### Data entries

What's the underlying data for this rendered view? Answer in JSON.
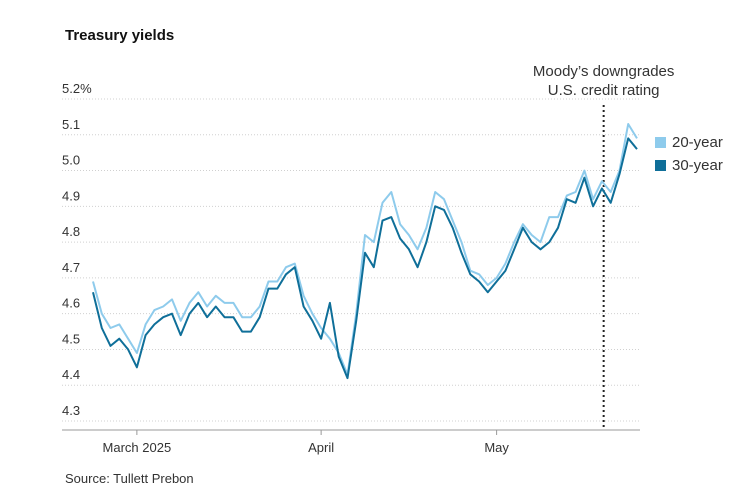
{
  "chart_data": {
    "type": "line",
    "title": "Treasury yields",
    "source": "Source: Tullett Prebon",
    "annotation": [
      "Moody’s downgrades",
      "U.S. credit rating"
    ],
    "categories": [
      null,
      null,
      null,
      null,
      null,
      "March 2025",
      null,
      null,
      null,
      null,
      null,
      null,
      null,
      null,
      null,
      null,
      null,
      null,
      null,
      null,
      null,
      null,
      null,
      null,
      null,
      null,
      "April",
      null,
      null,
      null,
      null,
      null,
      null,
      null,
      null,
      null,
      null,
      null,
      null,
      null,
      null,
      null,
      null,
      null,
      null,
      null,
      "May",
      null,
      null,
      null,
      null,
      null,
      null,
      null,
      null,
      null,
      null,
      null,
      null,
      null,
      null,
      null,
      null
    ],
    "series": [
      {
        "name": "20-year",
        "color": "#8ecbec",
        "values": [
          4.69,
          4.6,
          4.56,
          4.57,
          4.53,
          4.49,
          4.57,
          4.61,
          4.62,
          4.64,
          4.58,
          4.63,
          4.66,
          4.62,
          4.65,
          4.63,
          4.63,
          4.59,
          4.59,
          4.62,
          4.69,
          4.69,
          4.73,
          4.74,
          4.65,
          4.6,
          4.56,
          4.53,
          4.49,
          4.43,
          4.6,
          4.82,
          4.8,
          4.91,
          4.94,
          4.85,
          4.82,
          4.78,
          4.84,
          4.94,
          4.92,
          4.86,
          4.8,
          4.72,
          4.71,
          4.68,
          4.7,
          4.74,
          4.8,
          4.85,
          4.82,
          4.8,
          4.87,
          4.87,
          4.93,
          4.94,
          5.0,
          4.92,
          4.97,
          4.94,
          5.0,
          5.13,
          5.09
        ]
      },
      {
        "name": "30-year",
        "color": "#0f6f99",
        "values": [
          4.66,
          4.56,
          4.51,
          4.53,
          4.5,
          4.45,
          4.54,
          4.57,
          4.59,
          4.6,
          4.54,
          4.6,
          4.63,
          4.59,
          4.62,
          4.59,
          4.59,
          4.55,
          4.55,
          4.59,
          4.67,
          4.67,
          4.71,
          4.73,
          4.62,
          4.58,
          4.53,
          4.63,
          4.48,
          4.42,
          4.58,
          4.77,
          4.73,
          4.86,
          4.87,
          4.81,
          4.78,
          4.73,
          4.8,
          4.9,
          4.89,
          4.84,
          4.77,
          4.71,
          4.69,
          4.66,
          4.69,
          4.72,
          4.78,
          4.84,
          4.8,
          4.78,
          4.8,
          4.84,
          4.92,
          4.91,
          4.98,
          4.9,
          4.95,
          4.91,
          4.99,
          5.09,
          5.06
        ]
      }
    ],
    "ylim": [
      4.3,
      5.2
    ],
    "yticks": [
      4.3,
      4.4,
      4.5,
      4.6,
      4.7,
      4.8,
      4.9,
      {
        "value": 5,
        "label": "5.0"
      },
      5.1,
      {
        "value": 5.2,
        "label": "5.2%"
      }
    ],
    "grid": true,
    "legend": "right"
  }
}
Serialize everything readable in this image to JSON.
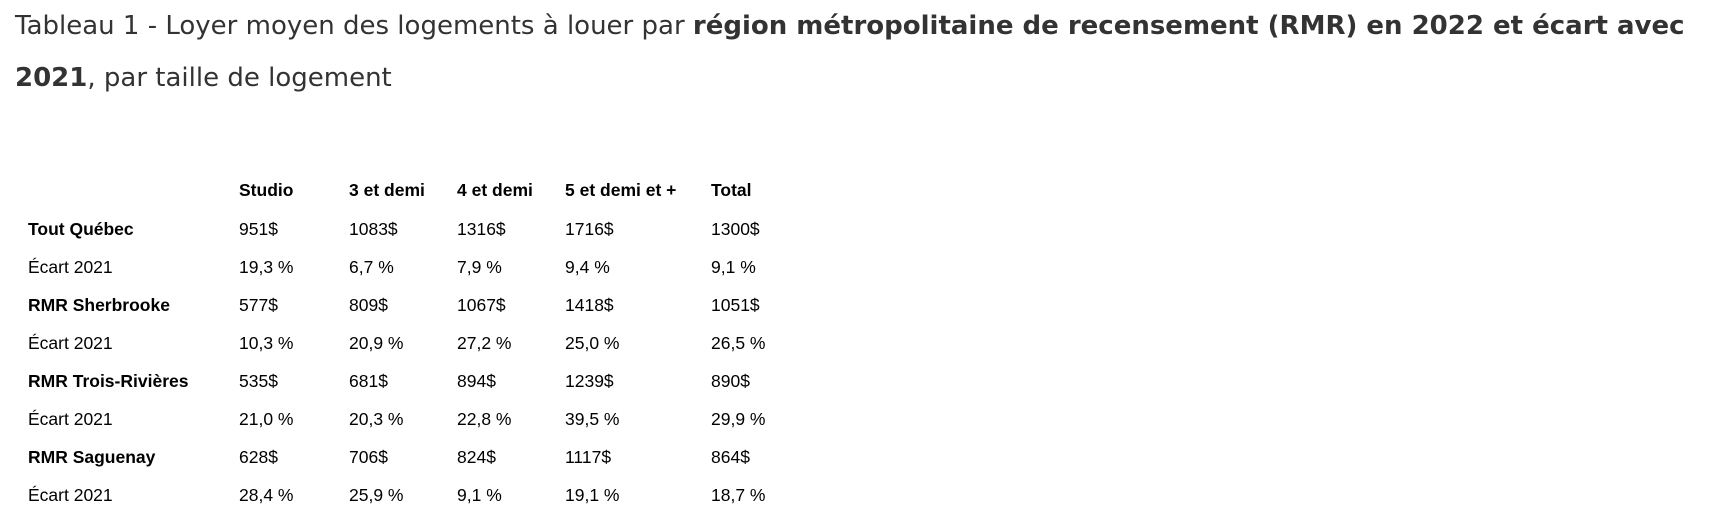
{
  "title": {
    "prefix": "Tableau 1 - Loyer moyen des logements à louer par ",
    "bold1": "région métropolitaine de recensement (RMR) en 2022 et écart avec 2021",
    "suffix": ", par taille de logement"
  },
  "table": {
    "corner": "",
    "headers": [
      "Studio",
      "3 et demi",
      "4 et demi",
      "5 et demi et +",
      "Total"
    ],
    "rows": [
      {
        "label": "Tout Québec",
        "cells": [
          "951$",
          "1083$",
          "1316$",
          "1716$",
          "1300$"
        ]
      },
      {
        "label": "Écart 2021",
        "cells": [
          "19,3 %",
          "6,7 %",
          "7,9 %",
          "9,4 %",
          "9,1 %"
        ]
      },
      {
        "label": "RMR Sherbrooke",
        "cells": [
          "577$",
          "809$",
          "1067$",
          "1418$",
          "1051$"
        ]
      },
      {
        "label": "Écart 2021",
        "cells": [
          "10,3 %",
          "20,9 %",
          "27,2 %",
          "25,0 %",
          "26,5 %"
        ]
      },
      {
        "label": "RMR Trois-Rivières",
        "cells": [
          "535$",
          "681$",
          "894$",
          "1239$",
          "890$"
        ]
      },
      {
        "label": "Écart 2021",
        "cells": [
          "21,0 %",
          "20,3 %",
          "22,8 %",
          "39,5 %",
          "29,9 %"
        ]
      },
      {
        "label": "RMR Saguenay",
        "cells": [
          "628$",
          "706$",
          "824$",
          "1117$",
          "864$"
        ]
      },
      {
        "label": "Écart 2021",
        "cells": [
          "28,4 %",
          "25,9 %",
          "9,1 %",
          "19,1 %",
          "18,7 %"
        ]
      }
    ]
  }
}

### Your goal
Give only the number of lines in the data that hold the string "JSON".

### Output of the task
2